**EXERCISE INSTRUCTIONS**
Gather every line from the entries below that includes "Scenario".

**MATERIAL FOR THE TASK**
====
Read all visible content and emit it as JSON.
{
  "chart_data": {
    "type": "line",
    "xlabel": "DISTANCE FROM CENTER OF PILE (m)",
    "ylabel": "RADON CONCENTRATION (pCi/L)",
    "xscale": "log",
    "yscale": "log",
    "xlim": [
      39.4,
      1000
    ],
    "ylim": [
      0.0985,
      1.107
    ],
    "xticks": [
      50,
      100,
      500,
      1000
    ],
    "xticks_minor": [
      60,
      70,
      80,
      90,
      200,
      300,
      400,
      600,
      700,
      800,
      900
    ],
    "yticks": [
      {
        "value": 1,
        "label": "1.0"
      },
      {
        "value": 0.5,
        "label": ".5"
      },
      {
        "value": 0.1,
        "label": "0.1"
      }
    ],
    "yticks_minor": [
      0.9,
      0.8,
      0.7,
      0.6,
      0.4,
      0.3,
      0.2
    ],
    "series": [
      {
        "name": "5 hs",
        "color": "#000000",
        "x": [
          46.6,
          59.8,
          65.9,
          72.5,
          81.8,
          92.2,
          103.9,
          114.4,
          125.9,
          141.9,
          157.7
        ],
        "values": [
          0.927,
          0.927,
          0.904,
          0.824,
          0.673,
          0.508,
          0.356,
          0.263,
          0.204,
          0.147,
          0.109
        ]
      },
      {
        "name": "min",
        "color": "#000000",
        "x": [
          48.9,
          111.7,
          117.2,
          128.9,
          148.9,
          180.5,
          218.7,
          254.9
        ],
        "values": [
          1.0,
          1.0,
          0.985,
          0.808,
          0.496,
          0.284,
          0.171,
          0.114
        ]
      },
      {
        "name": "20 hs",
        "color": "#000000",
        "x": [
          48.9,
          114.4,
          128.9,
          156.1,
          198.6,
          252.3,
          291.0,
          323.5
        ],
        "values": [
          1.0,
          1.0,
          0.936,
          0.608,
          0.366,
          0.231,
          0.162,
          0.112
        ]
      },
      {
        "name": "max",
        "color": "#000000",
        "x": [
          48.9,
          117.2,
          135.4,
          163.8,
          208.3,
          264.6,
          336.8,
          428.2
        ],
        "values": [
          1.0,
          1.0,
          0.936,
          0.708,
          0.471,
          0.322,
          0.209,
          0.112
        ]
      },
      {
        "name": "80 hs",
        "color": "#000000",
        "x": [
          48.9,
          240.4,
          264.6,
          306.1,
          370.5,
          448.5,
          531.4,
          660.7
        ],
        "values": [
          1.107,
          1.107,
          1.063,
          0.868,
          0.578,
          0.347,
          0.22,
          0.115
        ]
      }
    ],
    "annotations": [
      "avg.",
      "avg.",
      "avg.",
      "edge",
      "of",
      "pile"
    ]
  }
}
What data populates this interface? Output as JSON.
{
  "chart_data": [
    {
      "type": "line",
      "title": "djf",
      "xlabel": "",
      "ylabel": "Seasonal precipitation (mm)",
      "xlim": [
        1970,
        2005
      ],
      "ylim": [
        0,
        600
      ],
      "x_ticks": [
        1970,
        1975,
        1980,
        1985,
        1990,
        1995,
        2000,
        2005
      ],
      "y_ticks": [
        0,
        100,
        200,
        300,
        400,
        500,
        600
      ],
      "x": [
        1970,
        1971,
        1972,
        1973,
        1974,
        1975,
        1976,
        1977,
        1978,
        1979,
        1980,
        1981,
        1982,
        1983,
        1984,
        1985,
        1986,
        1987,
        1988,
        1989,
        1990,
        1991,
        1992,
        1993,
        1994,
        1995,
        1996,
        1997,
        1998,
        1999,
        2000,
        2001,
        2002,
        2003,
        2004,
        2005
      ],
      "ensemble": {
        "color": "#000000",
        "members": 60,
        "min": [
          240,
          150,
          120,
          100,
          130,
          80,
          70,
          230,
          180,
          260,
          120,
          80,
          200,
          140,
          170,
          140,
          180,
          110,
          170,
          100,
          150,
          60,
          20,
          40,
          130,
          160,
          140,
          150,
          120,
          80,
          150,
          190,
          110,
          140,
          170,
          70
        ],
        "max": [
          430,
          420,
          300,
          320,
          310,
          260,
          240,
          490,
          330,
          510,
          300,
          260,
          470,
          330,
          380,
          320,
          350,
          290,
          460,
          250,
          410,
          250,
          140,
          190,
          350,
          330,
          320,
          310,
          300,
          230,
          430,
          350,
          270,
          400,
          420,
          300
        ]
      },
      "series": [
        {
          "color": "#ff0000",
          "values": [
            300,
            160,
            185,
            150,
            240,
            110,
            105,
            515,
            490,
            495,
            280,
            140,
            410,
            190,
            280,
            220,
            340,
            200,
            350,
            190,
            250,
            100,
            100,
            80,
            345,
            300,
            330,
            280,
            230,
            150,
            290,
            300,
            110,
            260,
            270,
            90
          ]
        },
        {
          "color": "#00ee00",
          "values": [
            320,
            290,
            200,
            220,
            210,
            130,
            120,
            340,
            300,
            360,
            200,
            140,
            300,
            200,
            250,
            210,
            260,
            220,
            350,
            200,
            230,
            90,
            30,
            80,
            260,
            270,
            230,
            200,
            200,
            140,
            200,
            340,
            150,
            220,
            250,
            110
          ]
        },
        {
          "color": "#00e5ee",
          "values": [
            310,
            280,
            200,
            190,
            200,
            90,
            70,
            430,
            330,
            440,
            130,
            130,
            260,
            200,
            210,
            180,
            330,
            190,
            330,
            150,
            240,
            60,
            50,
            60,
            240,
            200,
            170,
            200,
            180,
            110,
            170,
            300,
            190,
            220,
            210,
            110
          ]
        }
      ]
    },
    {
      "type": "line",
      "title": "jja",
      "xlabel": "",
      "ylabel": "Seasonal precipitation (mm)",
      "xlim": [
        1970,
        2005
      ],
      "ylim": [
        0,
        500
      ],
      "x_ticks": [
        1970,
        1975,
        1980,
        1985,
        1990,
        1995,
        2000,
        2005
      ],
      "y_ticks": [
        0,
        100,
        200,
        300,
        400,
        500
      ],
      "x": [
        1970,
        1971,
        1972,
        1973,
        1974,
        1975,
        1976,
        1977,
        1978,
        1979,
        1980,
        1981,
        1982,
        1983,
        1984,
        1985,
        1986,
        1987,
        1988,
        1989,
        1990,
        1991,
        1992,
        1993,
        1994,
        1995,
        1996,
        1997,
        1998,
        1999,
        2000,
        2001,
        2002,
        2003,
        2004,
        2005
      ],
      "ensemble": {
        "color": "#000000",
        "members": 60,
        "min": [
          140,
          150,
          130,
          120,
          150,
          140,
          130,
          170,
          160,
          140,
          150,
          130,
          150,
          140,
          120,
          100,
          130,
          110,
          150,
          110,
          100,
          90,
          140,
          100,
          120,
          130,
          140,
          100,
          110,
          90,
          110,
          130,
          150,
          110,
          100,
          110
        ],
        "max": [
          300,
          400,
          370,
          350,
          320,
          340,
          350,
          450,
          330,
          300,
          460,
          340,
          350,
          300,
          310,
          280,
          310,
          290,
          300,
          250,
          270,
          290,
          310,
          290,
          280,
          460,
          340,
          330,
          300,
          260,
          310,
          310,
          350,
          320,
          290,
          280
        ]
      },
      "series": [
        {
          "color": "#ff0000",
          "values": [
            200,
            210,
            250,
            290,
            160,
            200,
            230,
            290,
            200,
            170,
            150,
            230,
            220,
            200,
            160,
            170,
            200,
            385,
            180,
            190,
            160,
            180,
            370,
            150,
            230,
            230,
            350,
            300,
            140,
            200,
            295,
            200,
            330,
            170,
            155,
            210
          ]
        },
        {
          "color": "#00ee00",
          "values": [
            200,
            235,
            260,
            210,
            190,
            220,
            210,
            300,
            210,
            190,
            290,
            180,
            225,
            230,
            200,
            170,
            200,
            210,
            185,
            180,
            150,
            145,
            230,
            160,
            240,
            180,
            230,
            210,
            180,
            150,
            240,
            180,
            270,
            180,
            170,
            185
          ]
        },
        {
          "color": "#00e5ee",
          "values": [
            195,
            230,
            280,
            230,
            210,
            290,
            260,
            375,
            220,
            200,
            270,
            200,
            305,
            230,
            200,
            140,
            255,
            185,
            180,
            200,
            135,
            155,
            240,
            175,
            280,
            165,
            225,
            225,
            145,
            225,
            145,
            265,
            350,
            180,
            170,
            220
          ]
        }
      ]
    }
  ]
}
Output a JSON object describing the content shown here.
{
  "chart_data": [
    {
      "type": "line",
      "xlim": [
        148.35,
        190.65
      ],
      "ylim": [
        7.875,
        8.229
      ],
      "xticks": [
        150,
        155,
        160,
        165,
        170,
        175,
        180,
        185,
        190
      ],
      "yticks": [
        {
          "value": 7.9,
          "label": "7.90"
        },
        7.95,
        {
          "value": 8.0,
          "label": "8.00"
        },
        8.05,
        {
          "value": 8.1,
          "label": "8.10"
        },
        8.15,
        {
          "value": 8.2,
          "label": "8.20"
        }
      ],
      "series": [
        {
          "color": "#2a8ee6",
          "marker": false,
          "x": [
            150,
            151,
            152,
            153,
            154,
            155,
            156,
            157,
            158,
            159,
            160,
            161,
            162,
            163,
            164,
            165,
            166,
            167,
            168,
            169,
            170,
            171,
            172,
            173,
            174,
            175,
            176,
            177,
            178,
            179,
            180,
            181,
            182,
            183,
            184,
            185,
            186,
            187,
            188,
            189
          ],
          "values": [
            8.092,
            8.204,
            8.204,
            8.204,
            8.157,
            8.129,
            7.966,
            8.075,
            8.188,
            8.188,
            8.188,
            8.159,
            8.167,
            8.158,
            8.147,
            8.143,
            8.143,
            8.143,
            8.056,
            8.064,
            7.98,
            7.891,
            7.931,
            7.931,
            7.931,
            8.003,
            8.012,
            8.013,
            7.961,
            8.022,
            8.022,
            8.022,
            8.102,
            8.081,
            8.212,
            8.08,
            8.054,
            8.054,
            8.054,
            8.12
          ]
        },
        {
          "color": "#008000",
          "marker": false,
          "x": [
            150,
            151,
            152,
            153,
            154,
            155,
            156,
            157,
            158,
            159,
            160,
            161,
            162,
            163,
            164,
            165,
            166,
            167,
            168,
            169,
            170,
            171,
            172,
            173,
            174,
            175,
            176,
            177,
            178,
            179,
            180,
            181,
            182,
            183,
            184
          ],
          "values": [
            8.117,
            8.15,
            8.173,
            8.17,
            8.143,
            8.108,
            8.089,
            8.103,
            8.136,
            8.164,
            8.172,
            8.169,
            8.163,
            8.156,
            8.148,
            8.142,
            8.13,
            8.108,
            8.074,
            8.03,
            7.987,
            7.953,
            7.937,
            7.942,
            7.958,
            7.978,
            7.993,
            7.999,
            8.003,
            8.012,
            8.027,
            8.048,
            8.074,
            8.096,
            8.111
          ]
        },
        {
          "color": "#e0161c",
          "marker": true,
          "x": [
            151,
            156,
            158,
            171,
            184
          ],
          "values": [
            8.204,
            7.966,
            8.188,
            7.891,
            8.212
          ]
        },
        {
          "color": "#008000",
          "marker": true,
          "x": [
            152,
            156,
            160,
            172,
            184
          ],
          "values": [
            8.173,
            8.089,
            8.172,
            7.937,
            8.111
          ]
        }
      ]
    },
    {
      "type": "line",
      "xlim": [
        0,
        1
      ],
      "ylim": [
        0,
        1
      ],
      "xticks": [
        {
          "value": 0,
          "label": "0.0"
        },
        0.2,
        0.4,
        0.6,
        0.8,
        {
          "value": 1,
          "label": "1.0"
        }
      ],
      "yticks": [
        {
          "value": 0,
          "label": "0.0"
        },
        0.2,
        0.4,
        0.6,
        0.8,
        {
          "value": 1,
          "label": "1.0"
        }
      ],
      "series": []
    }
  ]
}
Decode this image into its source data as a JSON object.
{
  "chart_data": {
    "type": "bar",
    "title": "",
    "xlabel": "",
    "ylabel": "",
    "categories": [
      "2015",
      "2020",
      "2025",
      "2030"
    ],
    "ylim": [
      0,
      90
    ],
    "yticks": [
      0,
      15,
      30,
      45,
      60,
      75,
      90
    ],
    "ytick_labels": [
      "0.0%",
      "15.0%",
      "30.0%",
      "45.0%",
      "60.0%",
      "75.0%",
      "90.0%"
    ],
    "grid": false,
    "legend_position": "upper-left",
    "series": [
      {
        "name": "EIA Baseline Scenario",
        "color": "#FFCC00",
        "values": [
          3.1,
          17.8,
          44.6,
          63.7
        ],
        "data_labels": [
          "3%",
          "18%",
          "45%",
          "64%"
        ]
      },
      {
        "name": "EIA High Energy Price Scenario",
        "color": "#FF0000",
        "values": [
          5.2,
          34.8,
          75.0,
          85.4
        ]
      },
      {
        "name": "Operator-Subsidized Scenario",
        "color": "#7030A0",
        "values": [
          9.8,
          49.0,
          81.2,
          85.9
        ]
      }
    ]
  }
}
====
**OUTPUT FOR THIS EXERCISE**
        "name": "EIA Baseline Scenario",
        "name": "EIA High Energy Price Scenario",
        "name": "Operator-Subsidized Scenario",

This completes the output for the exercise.